Gather every line from the entries below that includes "Modern".

Items from a data source:
※ ※ ※
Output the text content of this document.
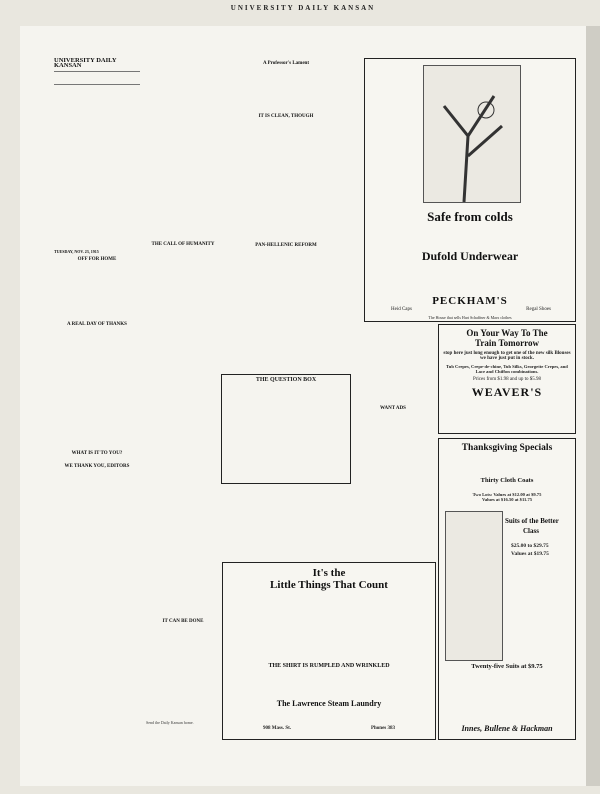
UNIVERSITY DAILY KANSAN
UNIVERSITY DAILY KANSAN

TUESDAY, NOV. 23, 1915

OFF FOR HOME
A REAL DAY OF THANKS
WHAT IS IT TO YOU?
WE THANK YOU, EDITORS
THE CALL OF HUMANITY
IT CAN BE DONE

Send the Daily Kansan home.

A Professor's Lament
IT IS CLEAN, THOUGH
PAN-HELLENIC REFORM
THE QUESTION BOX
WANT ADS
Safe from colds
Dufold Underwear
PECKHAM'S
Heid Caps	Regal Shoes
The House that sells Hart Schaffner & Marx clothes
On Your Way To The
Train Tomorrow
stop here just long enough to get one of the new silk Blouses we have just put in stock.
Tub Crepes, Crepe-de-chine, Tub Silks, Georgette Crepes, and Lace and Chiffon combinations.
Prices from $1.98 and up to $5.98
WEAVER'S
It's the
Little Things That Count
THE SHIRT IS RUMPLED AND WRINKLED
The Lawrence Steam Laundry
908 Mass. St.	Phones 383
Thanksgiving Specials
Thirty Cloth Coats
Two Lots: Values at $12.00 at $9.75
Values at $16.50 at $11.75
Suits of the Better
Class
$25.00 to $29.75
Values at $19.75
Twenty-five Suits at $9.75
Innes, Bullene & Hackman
※ ※ ※
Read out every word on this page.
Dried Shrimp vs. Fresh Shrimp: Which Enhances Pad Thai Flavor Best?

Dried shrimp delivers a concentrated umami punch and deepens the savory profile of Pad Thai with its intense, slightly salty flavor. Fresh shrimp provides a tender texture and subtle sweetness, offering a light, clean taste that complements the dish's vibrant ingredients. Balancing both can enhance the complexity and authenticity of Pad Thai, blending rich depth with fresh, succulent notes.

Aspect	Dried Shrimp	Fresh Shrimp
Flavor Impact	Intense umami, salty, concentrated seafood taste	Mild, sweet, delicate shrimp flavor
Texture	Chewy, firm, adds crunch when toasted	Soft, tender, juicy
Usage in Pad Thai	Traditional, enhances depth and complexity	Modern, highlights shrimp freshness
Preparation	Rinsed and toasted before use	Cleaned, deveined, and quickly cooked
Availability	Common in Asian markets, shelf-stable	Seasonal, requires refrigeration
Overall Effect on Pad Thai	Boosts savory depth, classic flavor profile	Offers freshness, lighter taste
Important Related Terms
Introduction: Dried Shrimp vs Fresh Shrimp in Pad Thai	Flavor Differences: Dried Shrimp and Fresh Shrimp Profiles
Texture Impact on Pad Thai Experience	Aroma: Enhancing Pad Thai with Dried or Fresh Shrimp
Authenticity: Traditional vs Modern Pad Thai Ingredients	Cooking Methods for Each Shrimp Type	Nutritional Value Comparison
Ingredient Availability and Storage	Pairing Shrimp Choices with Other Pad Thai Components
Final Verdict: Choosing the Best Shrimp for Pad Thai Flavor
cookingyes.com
※ ※ ※
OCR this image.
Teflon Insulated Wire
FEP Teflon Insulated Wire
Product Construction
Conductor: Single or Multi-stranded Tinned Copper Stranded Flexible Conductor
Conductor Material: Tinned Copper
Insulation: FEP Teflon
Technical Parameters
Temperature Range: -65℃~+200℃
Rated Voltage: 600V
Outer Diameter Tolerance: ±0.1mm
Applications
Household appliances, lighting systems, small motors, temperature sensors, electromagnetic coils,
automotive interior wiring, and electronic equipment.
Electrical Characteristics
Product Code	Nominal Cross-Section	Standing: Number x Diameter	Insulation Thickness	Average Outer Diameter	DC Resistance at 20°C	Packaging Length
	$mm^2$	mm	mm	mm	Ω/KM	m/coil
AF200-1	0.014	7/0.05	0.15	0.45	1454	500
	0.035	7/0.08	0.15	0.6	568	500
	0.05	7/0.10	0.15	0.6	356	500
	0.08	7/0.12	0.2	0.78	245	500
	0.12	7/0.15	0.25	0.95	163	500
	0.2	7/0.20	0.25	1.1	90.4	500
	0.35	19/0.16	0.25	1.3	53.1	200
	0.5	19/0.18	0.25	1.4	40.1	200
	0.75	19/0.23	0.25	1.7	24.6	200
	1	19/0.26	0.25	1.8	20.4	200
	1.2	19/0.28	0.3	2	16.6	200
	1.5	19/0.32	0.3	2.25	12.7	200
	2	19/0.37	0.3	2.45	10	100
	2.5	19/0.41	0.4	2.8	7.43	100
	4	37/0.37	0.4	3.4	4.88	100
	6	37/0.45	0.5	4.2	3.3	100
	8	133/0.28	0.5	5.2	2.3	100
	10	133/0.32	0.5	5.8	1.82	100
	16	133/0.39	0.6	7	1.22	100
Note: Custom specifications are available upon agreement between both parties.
※ ※ ※
# [Output for this exercise]
Usage in Pad Thai	Traditional, enhances depth and complexity	Modern, highlights shrimp freshness
Authenticity: Traditional vs Modern Pad Thai Ingredients	Cooking Methods for Each Shrimp Type	Nutritional Value Comparison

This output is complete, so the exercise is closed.